## Stated goal
Write the next part of the nirs4all guide on prediction and model reuse below, continuing directly after its last line.

## Selected text
Prediction and Model Reuse

This guide covers how to make predictions using trained models in nirs4all, including loading saved models and applying them to new datasets.

Overview

After training a pipeline, you can use the trained models to make predictions on new data. nirs4all supports several prediction workflows:

Direct prediction: Use a trained model to predict new samples
Model persistence: Save and reload models for later use
Cross-validation ensembles: Combine predictions from multiple CV folds

Basic Prediction Workflow

Training a Model

First, train your pipeline:

from sklearn.cross_decomposition import PLSRegression
from sklearn.model_selection import RepeatedKFold
from sklearn.preprocessing import MinMaxScaler

from nirs4all.data import DatasetConfigs
from nirs4all.pipeline import PipelineConfigs, PipelineRunner

# Define pipeline
pipeline = [
    MinMaxScaler(),
    RepeatedKFold(n_splits=3, n_repeats=1, random_state=42),
    {"model": PLSRegression(n_components=10), "name": "PLS_10"},
]

# Train
runner = PipelineRunner(save_artifacts=True, verbose=0)
predictions, _ = runner.run(
    PipelineConfigs(pipeline),
    DatasetConfigs(['path/to/training_data'])
)

# Get best model
best_prediction = predictions.top(n=1, rank_partition="test")[0]
print(f"Best model: {best_prediction['model_name']}")
print(f"RMSE: {best_prediction['rmse']:.4f}")

Making Predictions

Use the predict() method with the best prediction entry:

# Create predictor
predictor = PipelineRunner(save_artifacts=False, save_charts=False, verbose=0)

# Load new data
new_dataset = DatasetConfigs({
    'X_test': 'path/to/new_spectra.csv'
})

# Make predictions
y_pred, _ = predictor.predict(best_prediction, new_dataset, verbose=0)
print(f"Predictions: {y_pred[:5]}")

Prediction Sources

The predict() method accepts various sources:

1. Prediction Dictionary (Most Common)

# From Predictions object
best_prediction = predictions.top(n=1, rank_partition="test")[0]
y_pred, _ = runner.predict(best_prediction, new_data)

2. Model ID String

# Using the prediction ID directly
model_id = best_prediction['id']
y_pred, _ = runner.predict(model_id, new_data)

## Recorded data
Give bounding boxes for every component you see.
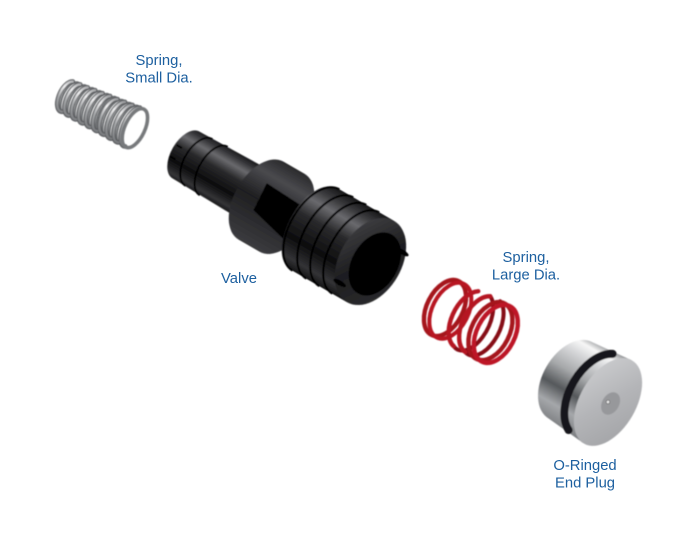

## Task response
3. Folder Path

# From a pipeline folder
y_pred, _ = runner.predict("runs/2024-12-14_wheat/pipeline_abc123/", new_data)

4. Bundle File

# From an exported bundle (see Export section)
y_pred, _ = runner.predict("exports/wheat_model.n4a", new_data)

5. Direct Model File

You can load a model directly from its binary file. This is useful when you have a pre-trained model saved externally or want to use models trained outside nirs4all.

# From a sklearn/joblib model file
y_pred, _ = runner.predict("models/pls_wheat.joblib", new_data)

# From a pickle file
y_pred, _ = runner.predict("models/my_model.pkl", new_data)

# From a TensorFlow/Keras model
y_pred, _ = runner.predict("models/nn_model.h5", new_data)
y_pred, _ = runner.predict("models/nn_model.keras", new_data)

# From a PyTorch model
y_pred, _ = runner.predict("models/torch_model.pt", new_data)
y_pred, _ = runner.predict("models/checkpoint.pth", new_data)

# From a model folder (AutoGluon, TensorFlow SavedModel)
y_pred, _ = runner.predict("models/autogluon_model/", new_data)
y_pred, _ = runner.predict("models/tf_savedmodel/", new_data)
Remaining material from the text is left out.